▶ [PROVIDED RECORDS]:
· · · · · · ·

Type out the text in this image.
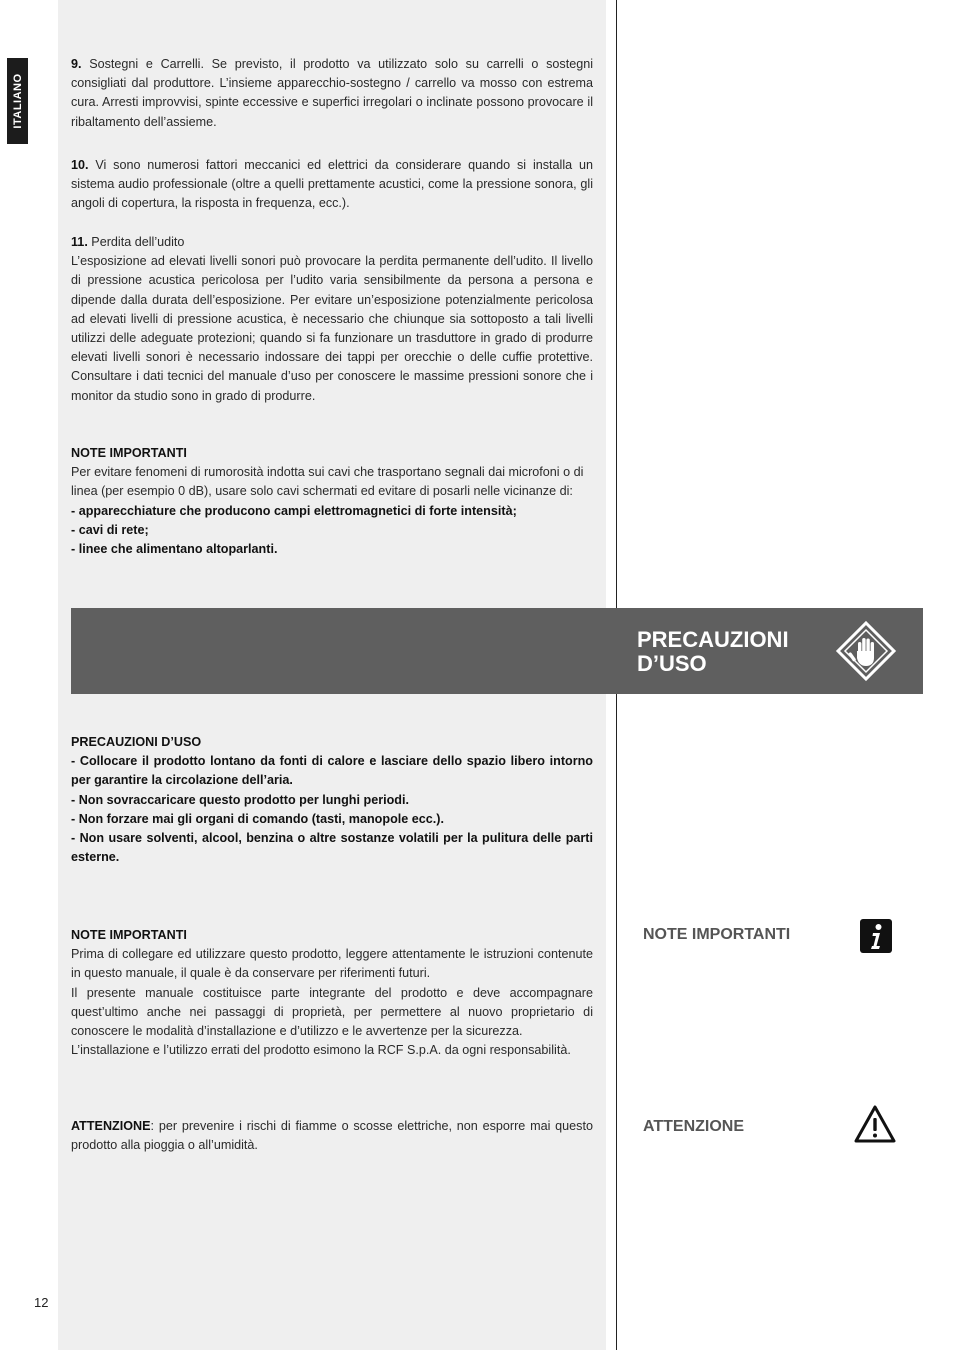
ITALIANO

9. Sostegni e Carrelli. Se previsto, il prodotto va utilizzato solo su carrelli o sostegni consigliati dal produttore. L’insieme apparecchio-sostegno / carrello va mosso con estrema cura. Arresti improvvisi, spinte eccessive e superfici irregolari o inclinate possono provocare il ribaltamento dell’assieme.

10. Vi sono numerosi fattori meccanici ed elettrici da considerare quando si installa un sistema audio professionale (oltre a quelli prettamente acustici, come la pressione sonora, gli angoli di copertura, la risposta in frequenza, ecc.).

11. Perdita dell’udito

L’esposizione ad elevati livelli sonori può provocare la perdita permanente dell’udito. Il livello di pressione acustica pericolosa per l’udito varia sensibilmente da persona a persona e dipende dalla durata dell’esposizione. Per evitare un’esposizione potenzialmente pericolosa ad elevati livelli di pressione acustica, è necessario che chiunque sia sottoposto a tali livelli utilizzi delle adeguate protezioni; quando si fa funzionare un trasduttore in grado di produrre elevati livelli sonori è necessario indossare dei tappi per orecchie o delle cuffie protettive. Consultare i dati tecnici del manuale d’uso per conoscere le massime pressioni sonore che i monitor da studio sono in grado di produrre.

NOTE IMPORTANTI

Per evitare fenomeni di rumorosità indotta sui cavi che trasportano segnali dai microfoni o di linea (per esempio 0 dB), usare solo cavi schermati ed evitare di posarli nelle vicinanze di:

- apparecchiature che producono campi elettromagnetici di forte intensità;

- cavi di rete;

- linee che alimentano altoparlanti.

PRECAUZIONI
D’USO

PRECAUZIONI D’USO

- Collocare il prodotto lontano da fonti di calore e lasciare dello spazio libero intorno per garantire la circolazione dell’aria.

- Non sovraccaricare questo prodotto per lunghi periodi.

- Non forzare mai gli organi di comando (tasti, manopole ecc.).

- Non usare solventi, alcool, benzina o altre sostanze volatili per la pulitura delle parti esterne.

NOTE IMPORTANTI

Prima di collegare ed utilizzare questo prodotto, leggere attentamente le istruzioni contenute in questo manuale, il quale è da conservare per riferimenti futuri.

Il presente manuale costituisce parte integrante del prodotto e deve accompagnare quest’ultimo anche nei passaggi di proprietà, per permettere al nuovo proprietario di conoscere le modalità d’installazione e d’utilizzo e le avvertenze per la sicurezza.

L’installazione e l’utilizzo errati del prodotto esimono la RCF S.p.A. da ogni responsabilità.

ATTENZIONE: per prevenire i rischi di fiamme o scosse elettriche, non esporre mai questo prodotto alla pioggia o all’umidità.

NOTE IMPORTANTI
ATTENZIONE
12
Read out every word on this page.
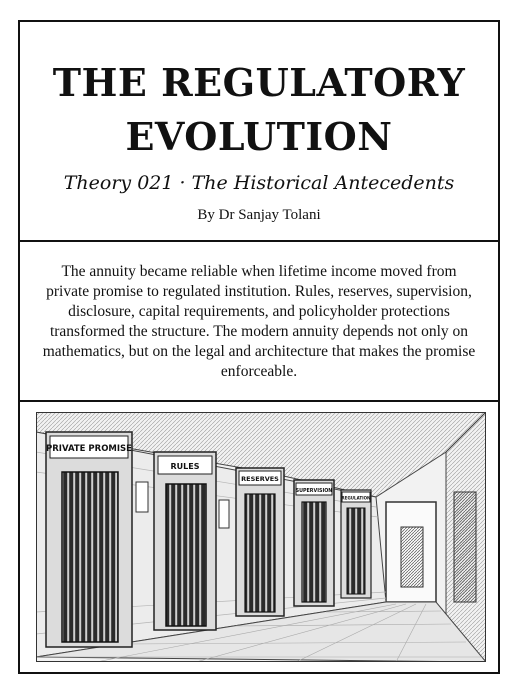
THE REGULATORY
EVOLUTION
Theory 021 · The Historical Antecedents
By Dr Sanjay Tolani
The annuity became reliable when lifetime income moved from private promise to regulated institution. Rules, reserves, supervision, disclosure, capital requirements, and policyholder protections transformed the structure. The modern annuity depends not only on mathematics, but on the legal and architecture that makes the promise enforceable.
PRIVATE PROMISE
RULES
RESERVES
SUPERVISION
REGULATION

· · · · · · ·

▶ [TASK PROMPT]: Transcribe each entry precisely as given, leaving the pictures out.

▶ [EXERCISE OUTPUT]:
Type out the text in this image.
ITALIANO

9. Sostegni e Carrelli. Se previsto, il prodotto va utilizzato solo su carrelli o sostegni consigliati dal produttore. L’insieme apparecchio-sostegno / carrello va mosso con estrema cura. Arresti improvvisi, spinte eccessive e superfici irregolari o inclinate possono provocare il ribaltamento dell’assieme.

10. Vi sono numerosi fattori meccanici ed elettrici da considerare quando si installa un sistema audio professionale (oltre a quelli prettamente acustici, come la pressione sonora, gli angoli di copertura, la risposta in frequenza, ecc.).

11. Perdita dell’udito

L’esposizione ad elevati livelli sonori può provocare la perdita permanente dell’udito. Il livello di pressione acustica pericolosa per l’udito varia sensibilmente da persona a persona e dipende dalla durata dell’esposizione. Per evitare un’esposizione potenzialmente pericolosa ad elevati livelli di pressione acustica, è necessario che chiunque sia sottoposto a tali livelli utilizzi delle adeguate protezioni; quando si fa funzionare un trasduttore in grado di produrre elevati livelli sonori è necessario indossare dei tappi per orecchie o delle cuffie protettive. Consultare i dati tecnici del manuale d’uso per conoscere le massime pressioni sonore che i monitor da studio sono in grado di produrre.

NOTE IMPORTANTI

Per evitare fenomeni di rumorosità indotta sui cavi che trasportano segnali dai microfoni o di linea (per esempio 0 dB), usare solo cavi schermati ed evitare di posarli nelle vicinanze di:

- apparecchiature che producono campi elettromagnetici di forte intensità;

- cavi di rete;

- linee che alimentano altoparlanti.

PRECAUZIONI
D’USO

PRECAUZIONI D’USO

- Collocare il prodotto lontano da fonti di calore e lasciare dello spazio libero intorno per garantire la circolazione dell’aria.

- Non sovraccaricare questo prodotto per lunghi periodi.

- Non forzare mai gli organi di comando (tasti, manopole ecc.).

- Non usare solventi, alcool, benzina o altre sostanze volatili per la pulitura delle parti esterne.

NOTE IMPORTANTI

Prima di collegare ed utilizzare questo prodotto, leggere attentamente le istruzioni contenute in questo manuale, il quale è da conservare per riferimenti futuri.

Il presente manuale costituisce parte integrante del prodotto e deve accompagnare quest’ultimo anche nei passaggi di proprietà, per permettere al nuovo proprietario di conoscere le modalità d’installazione e d’utilizzo e le avvertenze per la sicurezza.

L’installazione e l’utilizzo errati del prodotto esimono la RCF S.p.A. da ogni responsabilità.

ATTENZIONE: per prevenire i rischi di fiamme o scosse elettriche, non esporre mai questo prodotto alla pioggia o all’umidità.

NOTE IMPORTANTI
ATTENZIONE
12
Read out every word on this page.
THE REGULATORY
EVOLUTION
Theory 021 · The Historical Antecedents
By Dr Sanjay Tolani
The annuity became reliable when lifetime income moved from private promise to regulated institution. Rules, reserves, supervision, disclosure, capital requirements, and policyholder protections transformed the structure. The modern annuity depends not only on mathematics, but on the legal and architecture that makes the promise enforceable.
PRIVATE PROMISE
RULES
RESERVES
SUPERVISION
REGULATION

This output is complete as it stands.